The problem —
Pick out all lines in the listing holding the string "color" and copy them.

Working data —
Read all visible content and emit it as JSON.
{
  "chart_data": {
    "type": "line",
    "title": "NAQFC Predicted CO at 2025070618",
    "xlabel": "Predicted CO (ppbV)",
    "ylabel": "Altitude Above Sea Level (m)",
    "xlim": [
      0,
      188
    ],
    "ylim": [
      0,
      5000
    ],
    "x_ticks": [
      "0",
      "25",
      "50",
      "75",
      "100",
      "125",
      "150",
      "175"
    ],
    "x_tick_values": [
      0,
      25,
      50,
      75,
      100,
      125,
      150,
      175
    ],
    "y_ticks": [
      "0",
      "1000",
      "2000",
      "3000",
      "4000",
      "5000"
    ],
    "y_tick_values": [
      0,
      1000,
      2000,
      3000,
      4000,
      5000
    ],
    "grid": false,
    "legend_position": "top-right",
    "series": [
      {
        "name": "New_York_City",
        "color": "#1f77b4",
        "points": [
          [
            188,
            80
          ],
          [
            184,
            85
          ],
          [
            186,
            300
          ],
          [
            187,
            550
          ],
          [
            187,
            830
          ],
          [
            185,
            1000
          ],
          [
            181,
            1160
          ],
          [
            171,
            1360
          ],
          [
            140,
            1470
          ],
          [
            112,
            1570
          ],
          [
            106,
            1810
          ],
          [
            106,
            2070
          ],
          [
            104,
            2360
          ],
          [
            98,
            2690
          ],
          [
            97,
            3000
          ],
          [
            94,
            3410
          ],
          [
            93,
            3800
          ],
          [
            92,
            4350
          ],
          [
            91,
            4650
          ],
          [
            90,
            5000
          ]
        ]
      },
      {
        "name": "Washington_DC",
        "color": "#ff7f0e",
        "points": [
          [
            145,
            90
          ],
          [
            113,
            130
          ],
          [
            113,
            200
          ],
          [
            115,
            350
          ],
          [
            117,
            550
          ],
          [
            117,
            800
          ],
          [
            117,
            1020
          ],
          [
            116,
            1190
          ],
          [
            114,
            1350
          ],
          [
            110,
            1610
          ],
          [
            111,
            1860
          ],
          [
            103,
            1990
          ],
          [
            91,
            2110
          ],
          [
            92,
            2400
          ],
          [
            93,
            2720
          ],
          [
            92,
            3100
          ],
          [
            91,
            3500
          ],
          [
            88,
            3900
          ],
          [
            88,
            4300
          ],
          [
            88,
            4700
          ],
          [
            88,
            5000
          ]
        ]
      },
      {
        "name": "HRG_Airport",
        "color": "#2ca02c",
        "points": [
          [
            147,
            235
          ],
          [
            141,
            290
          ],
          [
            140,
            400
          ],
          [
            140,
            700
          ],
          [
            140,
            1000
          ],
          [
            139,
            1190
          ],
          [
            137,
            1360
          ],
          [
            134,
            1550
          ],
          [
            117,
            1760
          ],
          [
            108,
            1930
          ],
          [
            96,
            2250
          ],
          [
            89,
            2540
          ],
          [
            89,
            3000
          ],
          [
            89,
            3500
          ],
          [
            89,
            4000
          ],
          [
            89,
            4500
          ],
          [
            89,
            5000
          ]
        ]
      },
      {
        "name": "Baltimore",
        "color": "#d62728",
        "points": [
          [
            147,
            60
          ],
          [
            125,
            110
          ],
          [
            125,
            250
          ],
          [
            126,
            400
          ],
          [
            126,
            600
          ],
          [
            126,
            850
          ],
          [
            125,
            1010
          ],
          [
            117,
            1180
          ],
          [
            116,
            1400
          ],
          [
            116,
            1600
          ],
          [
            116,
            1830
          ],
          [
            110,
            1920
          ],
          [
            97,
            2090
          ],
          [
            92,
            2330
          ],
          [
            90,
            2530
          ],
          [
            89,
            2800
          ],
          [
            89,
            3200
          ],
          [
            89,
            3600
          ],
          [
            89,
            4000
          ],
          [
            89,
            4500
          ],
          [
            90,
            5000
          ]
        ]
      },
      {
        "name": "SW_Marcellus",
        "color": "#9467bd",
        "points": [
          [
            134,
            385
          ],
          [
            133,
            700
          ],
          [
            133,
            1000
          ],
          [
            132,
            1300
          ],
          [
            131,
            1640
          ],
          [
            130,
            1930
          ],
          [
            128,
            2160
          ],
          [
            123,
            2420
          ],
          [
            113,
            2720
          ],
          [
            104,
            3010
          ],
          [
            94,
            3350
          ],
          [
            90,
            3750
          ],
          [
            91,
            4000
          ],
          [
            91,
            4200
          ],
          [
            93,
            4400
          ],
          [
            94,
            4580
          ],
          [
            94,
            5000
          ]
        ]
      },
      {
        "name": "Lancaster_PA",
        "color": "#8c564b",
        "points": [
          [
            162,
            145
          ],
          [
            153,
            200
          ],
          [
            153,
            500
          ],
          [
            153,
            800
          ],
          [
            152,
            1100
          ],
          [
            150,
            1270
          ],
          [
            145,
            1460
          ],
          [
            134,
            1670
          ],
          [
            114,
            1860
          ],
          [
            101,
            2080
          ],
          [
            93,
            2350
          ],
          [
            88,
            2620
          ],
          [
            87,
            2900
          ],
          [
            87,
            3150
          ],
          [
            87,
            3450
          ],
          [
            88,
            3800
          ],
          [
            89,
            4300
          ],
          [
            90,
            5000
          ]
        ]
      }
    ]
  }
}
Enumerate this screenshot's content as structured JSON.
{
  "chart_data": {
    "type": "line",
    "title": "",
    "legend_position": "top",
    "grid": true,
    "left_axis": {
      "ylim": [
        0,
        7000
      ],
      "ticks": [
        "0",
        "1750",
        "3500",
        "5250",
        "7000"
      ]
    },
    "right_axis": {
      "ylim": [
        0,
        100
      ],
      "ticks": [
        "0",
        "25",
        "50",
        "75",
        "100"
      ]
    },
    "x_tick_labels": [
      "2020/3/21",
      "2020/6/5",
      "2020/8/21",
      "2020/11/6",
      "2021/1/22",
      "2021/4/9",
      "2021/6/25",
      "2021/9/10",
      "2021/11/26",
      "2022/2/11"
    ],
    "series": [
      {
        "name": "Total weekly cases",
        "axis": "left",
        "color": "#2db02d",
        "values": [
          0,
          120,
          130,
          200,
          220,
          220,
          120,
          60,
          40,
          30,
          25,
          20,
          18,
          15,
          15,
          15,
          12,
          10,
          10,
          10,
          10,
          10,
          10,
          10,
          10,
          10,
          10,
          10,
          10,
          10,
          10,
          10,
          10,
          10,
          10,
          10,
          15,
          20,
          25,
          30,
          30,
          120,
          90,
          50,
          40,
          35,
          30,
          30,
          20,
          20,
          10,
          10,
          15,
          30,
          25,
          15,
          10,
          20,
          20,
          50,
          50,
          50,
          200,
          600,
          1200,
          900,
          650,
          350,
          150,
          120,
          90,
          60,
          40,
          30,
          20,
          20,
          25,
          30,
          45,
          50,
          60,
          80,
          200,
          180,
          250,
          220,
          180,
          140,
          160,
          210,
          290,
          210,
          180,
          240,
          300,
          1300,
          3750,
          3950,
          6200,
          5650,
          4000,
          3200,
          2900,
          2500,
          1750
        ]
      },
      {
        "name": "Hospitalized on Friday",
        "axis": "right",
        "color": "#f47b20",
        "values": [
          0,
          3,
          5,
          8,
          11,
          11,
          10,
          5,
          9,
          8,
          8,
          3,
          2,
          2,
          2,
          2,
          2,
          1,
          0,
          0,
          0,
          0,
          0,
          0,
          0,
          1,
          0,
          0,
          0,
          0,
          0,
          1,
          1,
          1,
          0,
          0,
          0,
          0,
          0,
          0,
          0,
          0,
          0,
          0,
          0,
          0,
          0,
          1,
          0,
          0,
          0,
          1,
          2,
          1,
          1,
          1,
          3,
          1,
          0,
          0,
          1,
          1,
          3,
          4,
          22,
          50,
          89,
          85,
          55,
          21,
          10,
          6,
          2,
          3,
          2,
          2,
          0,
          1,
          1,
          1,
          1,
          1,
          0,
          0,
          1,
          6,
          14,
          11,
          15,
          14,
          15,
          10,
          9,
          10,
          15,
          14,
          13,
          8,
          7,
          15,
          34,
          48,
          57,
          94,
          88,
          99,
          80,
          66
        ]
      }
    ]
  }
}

Written response —
        "color": "#1f77b4",
        "color": "#ff7f0e",
        "color": "#2ca02c",
        "color": "#d62728",
        "color": "#9467bd",
        "color": "#8c564b",
        "color": "#2db02d",
        "color": "#f47b20",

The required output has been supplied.